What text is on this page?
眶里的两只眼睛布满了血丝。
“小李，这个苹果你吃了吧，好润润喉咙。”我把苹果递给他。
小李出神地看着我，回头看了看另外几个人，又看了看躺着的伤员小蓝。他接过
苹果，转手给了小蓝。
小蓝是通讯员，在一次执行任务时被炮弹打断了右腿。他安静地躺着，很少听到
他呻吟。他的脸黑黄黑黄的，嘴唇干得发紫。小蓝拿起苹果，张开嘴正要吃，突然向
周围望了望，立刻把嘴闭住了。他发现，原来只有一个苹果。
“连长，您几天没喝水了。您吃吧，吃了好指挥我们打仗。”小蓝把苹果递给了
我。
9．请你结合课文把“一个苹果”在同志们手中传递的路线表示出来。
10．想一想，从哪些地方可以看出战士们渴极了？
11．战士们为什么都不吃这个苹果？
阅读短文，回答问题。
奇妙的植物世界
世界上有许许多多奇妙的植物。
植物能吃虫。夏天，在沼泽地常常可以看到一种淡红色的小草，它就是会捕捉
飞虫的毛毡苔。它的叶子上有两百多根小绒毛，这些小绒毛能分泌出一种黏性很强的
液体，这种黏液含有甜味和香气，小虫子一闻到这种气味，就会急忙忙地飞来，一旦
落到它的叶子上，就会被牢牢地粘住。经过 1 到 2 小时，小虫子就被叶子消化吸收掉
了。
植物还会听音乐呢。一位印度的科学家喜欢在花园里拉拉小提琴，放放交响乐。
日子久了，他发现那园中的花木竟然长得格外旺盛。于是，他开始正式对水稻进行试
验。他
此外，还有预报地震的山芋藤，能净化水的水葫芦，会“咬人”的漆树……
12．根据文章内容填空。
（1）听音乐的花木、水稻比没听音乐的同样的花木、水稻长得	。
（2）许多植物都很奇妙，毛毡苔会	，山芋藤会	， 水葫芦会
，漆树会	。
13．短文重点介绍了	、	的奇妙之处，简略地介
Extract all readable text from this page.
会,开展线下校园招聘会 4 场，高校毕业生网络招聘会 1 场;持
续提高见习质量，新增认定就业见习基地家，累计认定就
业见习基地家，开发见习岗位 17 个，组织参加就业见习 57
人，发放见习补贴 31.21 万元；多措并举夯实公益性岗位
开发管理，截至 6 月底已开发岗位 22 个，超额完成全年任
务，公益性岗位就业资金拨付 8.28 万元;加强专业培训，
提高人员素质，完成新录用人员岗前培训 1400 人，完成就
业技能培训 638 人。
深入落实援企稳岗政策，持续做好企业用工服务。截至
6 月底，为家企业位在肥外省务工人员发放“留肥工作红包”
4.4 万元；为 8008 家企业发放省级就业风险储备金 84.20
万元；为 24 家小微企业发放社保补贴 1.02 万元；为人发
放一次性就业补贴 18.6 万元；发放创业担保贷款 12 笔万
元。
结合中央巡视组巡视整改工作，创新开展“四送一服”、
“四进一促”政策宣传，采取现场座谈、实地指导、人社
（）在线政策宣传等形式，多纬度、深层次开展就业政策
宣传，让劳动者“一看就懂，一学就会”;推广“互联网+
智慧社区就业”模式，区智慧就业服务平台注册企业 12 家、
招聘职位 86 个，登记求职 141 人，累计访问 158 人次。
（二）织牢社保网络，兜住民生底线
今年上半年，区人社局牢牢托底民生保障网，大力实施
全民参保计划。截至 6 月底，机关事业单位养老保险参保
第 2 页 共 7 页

→ **EXERCISE**: Output every line above without altering anything.

→ **SOLUTION FOR THIS EXERCISE**:
What text is on this page?
眶里的两只眼睛布满了血丝。
“小李，这个苹果你吃了吧，好润润喉咙。”我把苹果递给他。
小李出神地看着我，回头看了看另外几个人，又看了看躺着的伤员小蓝。他接过
苹果，转手给了小蓝。
小蓝是通讯员，在一次执行任务时被炮弹打断了右腿。他安静地躺着，很少听到
他呻吟。他的脸黑黄黑黄的，嘴唇干得发紫。小蓝拿起苹果，张开嘴正要吃，突然向
周围望了望，立刻把嘴闭住了。他发现，原来只有一个苹果。
“连长，您几天没喝水了。您吃吧，吃了好指挥我们打仗。”小蓝把苹果递给了
我。
9．请你结合课文把“一个苹果”在同志们手中传递的路线表示出来。
10．想一想，从哪些地方可以看出战士们渴极了？
11．战士们为什么都不吃这个苹果？
阅读短文，回答问题。
奇妙的植物世界
世界上有许许多多奇妙的植物。
植物能吃虫。夏天，在沼泽地常常可以看到一种淡红色的小草，它就是会捕捉
飞虫的毛毡苔。它的叶子上有两百多根小绒毛，这些小绒毛能分泌出一种黏性很强的
液体，这种黏液含有甜味和香气，小虫子一闻到这种气味，就会急忙忙地飞来，一旦
落到它的叶子上，就会被牢牢地粘住。经过 1 到 2 小时，小虫子就被叶子消化吸收掉
了。
植物还会听音乐呢。一位印度的科学家喜欢在花园里拉拉小提琴，放放交响乐。
日子久了，他发现那园中的花木竟然长得格外旺盛。于是，他开始正式对水稻进行试
验。他
此外，还有预报地震的山芋藤，能净化水的水葫芦，会“咬人”的漆树……
12．根据文章内容填空。
（1）听音乐的花木、水稻比没听音乐的同样的花木、水稻长得	。
（2）许多植物都很奇妙，毛毡苔会	，山芋藤会	， 水葫芦会
，漆树会	。
13．短文重点介绍了	、	的奇妙之处，简略地介
Extract all readable text from this page.
会,开展线下校园招聘会 4 场，高校毕业生网络招聘会 1 场;持
续提高见习质量，新增认定就业见习基地家，累计认定就
业见习基地家，开发见习岗位 17 个，组织参加就业见习 57
人，发放见习补贴 31.21 万元；多措并举夯实公益性岗位
开发管理，截至 6 月底已开发岗位 22 个，超额完成全年任
务，公益性岗位就业资金拨付 8.28 万元;加强专业培训，
提高人员素质，完成新录用人员岗前培训 1400 人，完成就
业技能培训 638 人。
深入落实援企稳岗政策，持续做好企业用工服务。截至
6 月底，为家企业位在肥外省务工人员发放“留肥工作红包”
4.4 万元；为 8008 家企业发放省级就业风险储备金 84.20
万元；为 24 家小微企业发放社保补贴 1.02 万元；为人发
放一次性就业补贴 18.6 万元；发放创业担保贷款 12 笔万
元。
结合中央巡视组巡视整改工作，创新开展“四送一服”、
“四进一促”政策宣传，采取现场座谈、实地指导、人社
（）在线政策宣传等形式，多纬度、深层次开展就业政策
宣传，让劳动者“一看就懂，一学就会”;推广“互联网+
智慧社区就业”模式，区智慧就业服务平台注册企业 12 家、
招聘职位 86 个，登记求职 141 人，累计访问 158 人次。
（二）织牢社保网络，兜住民生底线
今年上半年，区人社局牢牢托底民生保障网，大力实施
全民参保计划。截至 6 月底，机关事业单位养老保险参保
第 2 页 共 7 页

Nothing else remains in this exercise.